◆ Short problem
Repeat the data word for word. Do not include the pictures.

◆ Task data

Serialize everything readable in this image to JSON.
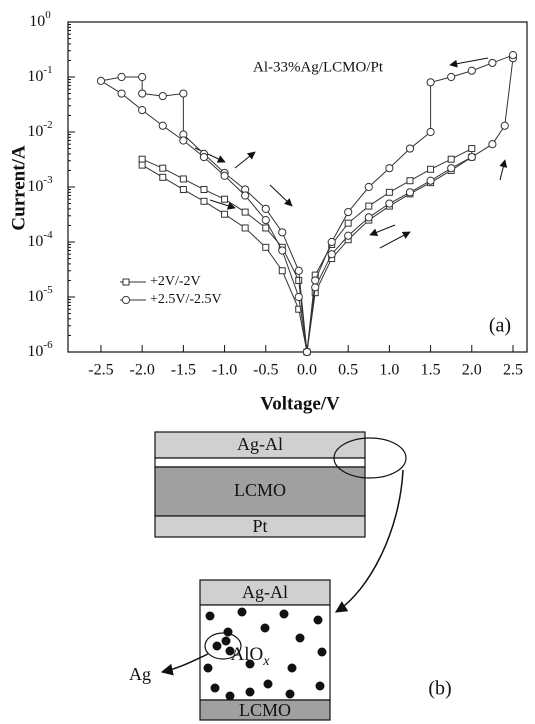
{
  "chart_data": {
    "type": "line",
    "title": "Al-33%Ag/LCMO/Pt",
    "panel_label": "(a)",
    "x_label": "Voltage/V",
    "y_label": "Current/A",
    "log_y": true,
    "legend": "lower left",
    "xlim": [
      -2.9,
      2.67
    ],
    "ylim": [
      1e-06,
      1
    ],
    "xticks": [
      -2.5,
      {
        "value": -2,
        "label": "-2.0"
      },
      -1.5,
      {
        "value": -1,
        "label": "-1.0"
      },
      -0.5,
      {
        "value": 0,
        "label": "0.0"
      },
      0.5,
      {
        "value": 1,
        "label": "1.0"
      },
      1.5,
      {
        "value": 2,
        "label": "2.0"
      },
      2.5
    ],
    "yticks": [
      {
        "value": 1e-06,
        "label": "10",
        "sup": "-6"
      },
      {
        "value": 1e-05,
        "label": "10",
        "sup": "-5"
      },
      {
        "value": 0.0001,
        "label": "10",
        "sup": "-4"
      },
      {
        "value": 0.001,
        "label": "10",
        "sup": "-3"
      },
      {
        "value": 0.01,
        "label": "10",
        "sup": "-2"
      },
      {
        "value": 0.1,
        "label": "10",
        "sup": "-1"
      },
      {
        "value": 1,
        "label": "10",
        "sup": "0"
      }
    ],
    "series": [
      {
        "name": "+2V/-2V",
        "marker": "square",
        "color": "#333333",
        "x": [
          0,
          0.1,
          0.3,
          0.5,
          0.75,
          1.0,
          1.25,
          1.5,
          1.75,
          2.0,
          2.0,
          1.75,
          1.5,
          1.25,
          1.0,
          0.75,
          0.5,
          0.3,
          0.1,
          0,
          -0.1,
          -0.3,
          -0.5,
          -0.75,
          -1.0,
          -1.25,
          -1.5,
          -1.75,
          -2.0,
          -2.0,
          -1.75,
          -1.5,
          -1.25,
          -1.0,
          -0.75,
          -0.5,
          -0.3,
          -0.1,
          0
        ],
        "values": [
          1e-06,
          1.2e-05,
          5e-05,
          0.00011,
          0.00025,
          0.00045,
          0.00075,
          0.0012,
          0.002,
          0.0035,
          0.005,
          0.0032,
          0.0021,
          0.0013,
          0.0008,
          0.00045,
          0.00022,
          9e-05,
          2.5e-05,
          1e-06,
          2e-05,
          8e-05,
          0.00018,
          0.00035,
          0.0006,
          0.0009,
          0.0014,
          0.0022,
          0.0032,
          0.0025,
          0.0015,
          0.0009,
          0.00055,
          0.00032,
          0.00018,
          8e-05,
          3e-05,
          6e-06,
          1e-06
        ]
      },
      {
        "name": "+2.5V/-2.5V",
        "marker": "circle",
        "color": "#333333",
        "x": [
          0,
          0.1,
          0.3,
          0.5,
          0.75,
          1.0,
          1.25,
          1.5,
          1.75,
          2.0,
          2.25,
          2.4,
          2.5,
          2.5,
          2.25,
          2.0,
          1.75,
          1.5,
          1.5,
          1.25,
          1.0,
          0.75,
          0.5,
          0.3,
          0.1,
          0,
          -0.1,
          -0.3,
          -0.5,
          -0.75,
          -1.0,
          -1.25,
          -1.5,
          -1.5,
          -1.75,
          -2.0,
          -2.0,
          -2.25,
          -2.5,
          -2.25,
          -2.0,
          -1.75,
          -1.5,
          -1.25,
          -1.0,
          -0.75,
          -0.5,
          -0.3,
          -0.1,
          0
        ],
        "values": [
          1e-06,
          1.5e-05,
          6e-05,
          0.00013,
          0.00028,
          0.0005,
          0.0008,
          0.0013,
          0.0022,
          0.0035,
          0.006,
          0.013,
          0.22,
          0.25,
          0.18,
          0.13,
          0.1,
          0.08,
          0.01,
          0.005,
          0.0022,
          0.001,
          0.00035,
          0.0001,
          2e-05,
          1e-06,
          3e-05,
          0.00015,
          0.0004,
          0.0009,
          0.0018,
          0.004,
          0.009,
          0.05,
          0.045,
          0.05,
          0.1,
          0.1,
          0.085,
          0.05,
          0.025,
          0.013,
          0.007,
          0.0035,
          0.0016,
          0.0007,
          0.00025,
          7e-05,
          1e-05,
          1e-06
        ]
      }
    ]
  },
  "diagram": {
    "stack": {
      "layers": [
        "Ag-Al",
        "LCMO",
        "Pt"
      ]
    },
    "zoom": {
      "top": "Ag-Al",
      "middle": "AlO",
      "middle_sub": "x",
      "bottom": "LCMO"
    },
    "particle_label": "Ag",
    "panel_label": "(b)"
  }
}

◆ Worked answer
Serialize everything readable in this image to JSON.
{
  "chart_data": {
    "type": "line",
    "title": "Al-33%Ag/LCMO/Pt",
    "panel_label": "(a)",
    "x_label": "Voltage/V",
    "y_label": "Current/A",
    "log_y": true,
    "legend": "lower left",
    "xlim": [
      -2.9,
      2.67
    ],
    "ylim": [
      1e-06,
      1
    ],
    "xticks": [
      -2.5,
      {
        "value": -2,
        "label": "-2.0"
      },
      -1.5,
      {
        "value": -1,
        "label": "-1.0"
      },
      -0.5,
      {
        "value": 0,
        "label": "0.0"
      },
      0.5,
      {
        "value": 1,
        "label": "1.0"
      },
      1.5,
      {
        "value": 2,
        "label": "2.0"
      },
      2.5
    ],
    "yticks": [
      {
        "value": 1e-06,
        "label": "10",
        "sup": "-6"
      },
      {
        "value": 1e-05,
        "label": "10",
        "sup": "-5"
      },
      {
        "value": 0.0001,
        "label": "10",
        "sup": "-4"
      },
      {
        "value": 0.001,
        "label": "10",
        "sup": "-3"
      },
      {
        "value": 0.01,
        "label": "10",
        "sup": "-2"
      },
      {
        "value": 0.1,
        "label": "10",
        "sup": "-1"
      },
      {
        "value": 1,
        "label": "10",
        "sup": "0"
      }
    ],
    "series": [
      {
        "name": "+2V/-2V",
        "marker": "square",
        "color": "#333333",
        "x": [
          0,
          0.1,
          0.3,
          0.5,
          0.75,
          1.0,
          1.25,
          1.5,
          1.75,
          2.0,
          2.0,
          1.75,
          1.5,
          1.25,
          1.0,
          0.75,
          0.5,
          0.3,
          0.1,
          0,
          -0.1,
          -0.3,
          -0.5,
          -0.75,
          -1.0,
          -1.25,
          -1.5,
          -1.75,
          -2.0,
          -2.0,
          -1.75,
          -1.5,
          -1.25,
          -1.0,
          -0.75,
          -0.5,
          -0.3,
          -0.1,
          0
        ],
        "values": [
          1e-06,
          1.2e-05,
          5e-05,
          0.00011,
          0.00025,
          0.00045,
          0.00075,
          0.0012,
          0.002,
          0.0035,
          0.005,
          0.0032,
          0.0021,
          0.0013,
          0.0008,
          0.00045,
          0.00022,
          9e-05,
          2.5e-05,
          1e-06,
          2e-05,
          8e-05,
          0.00018,
          0.00035,
          0.0006,
          0.0009,
          0.0014,
          0.0022,
          0.0032,
          0.0025,
          0.0015,
          0.0009,
          0.00055,
          0.00032,
          0.00018,
          8e-05,
          3e-05,
          6e-06,
          1e-06
        ]
      },
      {
        "name": "+2.5V/-2.5V",
        "marker": "circle",
        "color": "#333333",
        "x": [
          0,
          0.1,
          0.3,
          0.5,
          0.75,
          1.0,
          1.25,
          1.5,
          1.75,
          2.0,
          2.25,
          2.4,
          2.5,
          2.5,
          2.25,
          2.0,
          1.75,
          1.5,
          1.5,
          1.25,
          1.0,
          0.75,
          0.5,
          0.3,
          0.1,
          0,
          -0.1,
          -0.3,
          -0.5,
          -0.75,
          -1.0,
          -1.25,
          -1.5,
          -1.5,
          -1.75,
          -2.0,
          -2.0,
          -2.25,
          -2.5,
          -2.25,
          -2.0,
          -1.75,
          -1.5,
          -1.25,
          -1.0,
          -0.75,
          -0.5,
          -0.3,
          -0.1,
          0
        ],
        "values": [
          1e-06,
          1.5e-05,
          6e-05,
          0.00013,
          0.00028,
          0.0005,
          0.0008,
          0.0013,
          0.0022,
          0.0035,
          0.006,
          0.013,
          0.22,
          0.25,
          0.18,
          0.13,
          0.1,
          0.08,
          0.01,
          0.005,
          0.0022,
          0.001,
          0.00035,
          0.0001,
          2e-05,
          1e-06,
          3e-05,
          0.00015,
          0.0004,
          0.0009,
          0.0018,
          0.004,
          0.009,
          0.05,
          0.045,
          0.05,
          0.1,
          0.1,
          0.085,
          0.05,
          0.025,
          0.013,
          0.007,
          0.0035,
          0.0016,
          0.0007,
          0.00025,
          7e-05,
          1e-05,
          1e-06
        ]
      }
    ]
  },
  "diagram": {
    "stack": {
      "layers": [
        "Ag-Al",
        "LCMO",
        "Pt"
      ]
    },
    "zoom": {
      "top": "Ag-Al",
      "middle": "AlO",
      "middle_sub": "x",
      "bottom": "LCMO"
    },
    "particle_label": "Ag",
    "panel_label": "(b)"
  }
}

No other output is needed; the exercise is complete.